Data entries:
·····

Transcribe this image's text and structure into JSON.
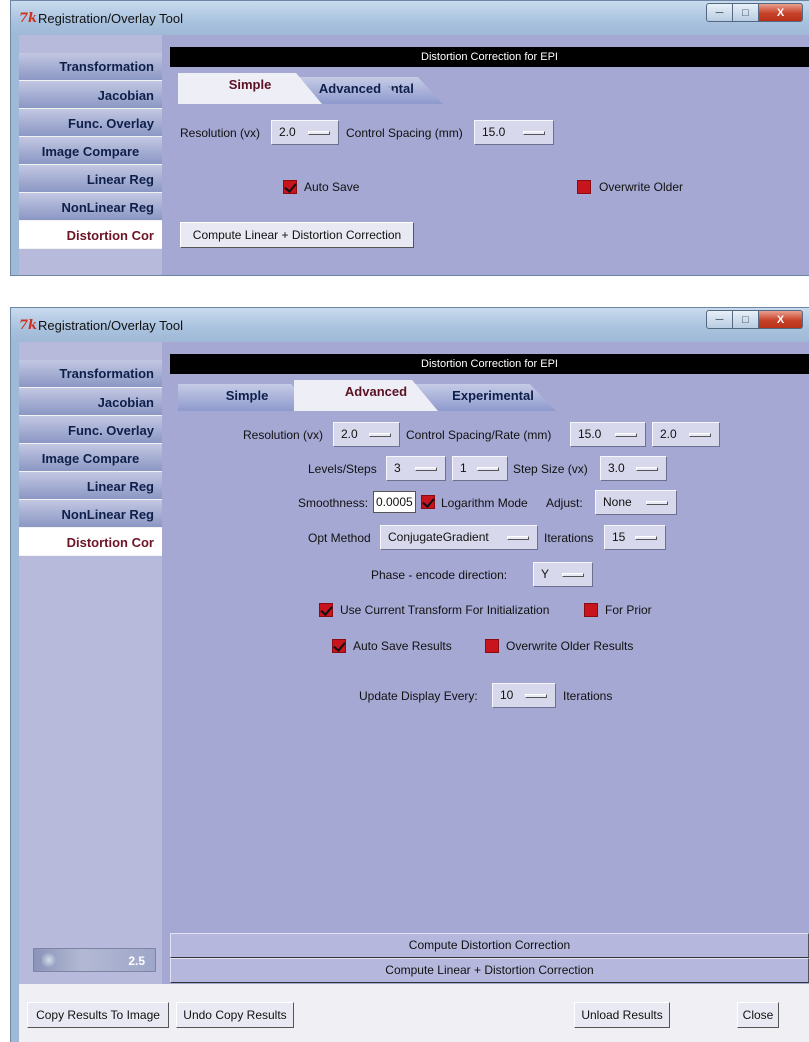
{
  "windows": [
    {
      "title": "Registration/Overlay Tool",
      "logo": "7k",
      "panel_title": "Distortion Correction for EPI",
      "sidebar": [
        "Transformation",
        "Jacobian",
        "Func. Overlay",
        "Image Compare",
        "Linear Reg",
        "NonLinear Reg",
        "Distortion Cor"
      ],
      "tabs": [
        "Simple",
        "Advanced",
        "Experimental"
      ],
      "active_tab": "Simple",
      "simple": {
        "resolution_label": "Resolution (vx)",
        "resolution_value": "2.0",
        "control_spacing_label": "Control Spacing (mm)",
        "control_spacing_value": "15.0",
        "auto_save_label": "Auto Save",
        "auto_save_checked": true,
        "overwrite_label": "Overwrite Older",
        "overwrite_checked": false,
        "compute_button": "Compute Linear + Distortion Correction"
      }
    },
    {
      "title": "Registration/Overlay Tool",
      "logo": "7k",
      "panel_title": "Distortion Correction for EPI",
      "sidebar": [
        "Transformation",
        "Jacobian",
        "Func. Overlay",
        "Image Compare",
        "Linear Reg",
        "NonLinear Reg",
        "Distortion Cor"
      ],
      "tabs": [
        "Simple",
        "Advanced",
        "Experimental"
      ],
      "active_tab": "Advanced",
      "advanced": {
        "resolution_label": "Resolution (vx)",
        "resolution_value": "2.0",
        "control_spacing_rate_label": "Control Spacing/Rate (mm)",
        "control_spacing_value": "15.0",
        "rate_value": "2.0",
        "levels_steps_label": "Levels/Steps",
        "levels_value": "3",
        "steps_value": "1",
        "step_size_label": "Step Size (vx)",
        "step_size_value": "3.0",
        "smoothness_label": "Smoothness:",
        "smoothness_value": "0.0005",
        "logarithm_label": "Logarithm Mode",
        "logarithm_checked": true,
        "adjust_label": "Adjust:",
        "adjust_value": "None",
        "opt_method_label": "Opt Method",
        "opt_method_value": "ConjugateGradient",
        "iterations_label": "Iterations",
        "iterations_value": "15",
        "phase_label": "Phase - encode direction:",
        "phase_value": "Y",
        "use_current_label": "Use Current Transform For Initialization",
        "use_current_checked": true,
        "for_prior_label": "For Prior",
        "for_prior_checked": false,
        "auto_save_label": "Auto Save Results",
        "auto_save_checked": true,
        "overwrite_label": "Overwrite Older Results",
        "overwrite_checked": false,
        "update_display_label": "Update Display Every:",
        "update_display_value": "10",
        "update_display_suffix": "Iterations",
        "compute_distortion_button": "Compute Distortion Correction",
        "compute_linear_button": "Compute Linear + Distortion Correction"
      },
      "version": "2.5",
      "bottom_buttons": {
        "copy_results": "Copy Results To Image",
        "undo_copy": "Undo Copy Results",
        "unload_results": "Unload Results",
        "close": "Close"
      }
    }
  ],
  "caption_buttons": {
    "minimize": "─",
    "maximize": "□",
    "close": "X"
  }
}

·····

## Given instruction
Quote the listing above in full, except for the pictures.

## Result of this task
Transcribe this image's text and structure into JSON.
{
  "windows": [
    {
      "title": "Registration/Overlay Tool",
      "logo": "7k",
      "panel_title": "Distortion Correction for EPI",
      "sidebar": [
        "Transformation",
        "Jacobian",
        "Func. Overlay",
        "Image Compare",
        "Linear Reg",
        "NonLinear Reg",
        "Distortion Cor"
      ],
      "tabs": [
        "Simple",
        "Advanced",
        "Experimental"
      ],
      "active_tab": "Simple",
      "simple": {
        "resolution_label": "Resolution (vx)",
        "resolution_value": "2.0",
        "control_spacing_label": "Control Spacing (mm)",
        "control_spacing_value": "15.0",
        "auto_save_label": "Auto Save",
        "auto_save_checked": true,
        "overwrite_label": "Overwrite Older",
        "overwrite_checked": false,
        "compute_button": "Compute Linear + Distortion Correction"
      }
    },
    {
      "title": "Registration/Overlay Tool",
      "logo": "7k",
      "panel_title": "Distortion Correction for EPI",
      "sidebar": [
        "Transformation",
        "Jacobian",
        "Func. Overlay",
        "Image Compare",
        "Linear Reg",
        "NonLinear Reg",
        "Distortion Cor"
      ],
      "tabs": [
        "Simple",
        "Advanced",
        "Experimental"
      ],
      "active_tab": "Advanced",
      "advanced": {
        "resolution_label": "Resolution (vx)",
        "resolution_value": "2.0",
        "control_spacing_rate_label": "Control Spacing/Rate (mm)",
        "control_spacing_value": "15.0",
        "rate_value": "2.0",
        "levels_steps_label": "Levels/Steps",
        "levels_value": "3",
        "steps_value": "1",
        "step_size_label": "Step Size (vx)",
        "step_size_value": "3.0",
        "smoothness_label": "Smoothness:",
        "smoothness_value": "0.0005",
        "logarithm_label": "Logarithm Mode",
        "logarithm_checked": true,
        "adjust_label": "Adjust:",
        "adjust_value": "None",
        "opt_method_label": "Opt Method",
        "opt_method_value": "ConjugateGradient",
        "iterations_label": "Iterations",
        "iterations_value": "15",
        "phase_label": "Phase - encode direction:",
        "phase_value": "Y",
        "use_current_label": "Use Current Transform For Initialization",
        "use_current_checked": true,
        "for_prior_label": "For Prior",
        "for_prior_checked": false,
        "auto_save_label": "Auto Save Results",
        "auto_save_checked": true,
        "overwrite_label": "Overwrite Older Results",
        "overwrite_checked": false,
        "update_display_label": "Update Display Every:",
        "update_display_value": "10",
        "update_display_suffix": "Iterations",
        "compute_distortion_button": "Compute Distortion Correction",
        "compute_linear_button": "Compute Linear + Distortion Correction"
      },
      "version": "2.5",
      "bottom_buttons": {
        "copy_results": "Copy Results To Image",
        "undo_copy": "Undo Copy Results",
        "unload_results": "Unload Results",
        "close": "Close"
      }
    }
  ],
  "caption_buttons": {
    "minimize": "─",
    "maximize": "□",
    "close": "X"
  }
}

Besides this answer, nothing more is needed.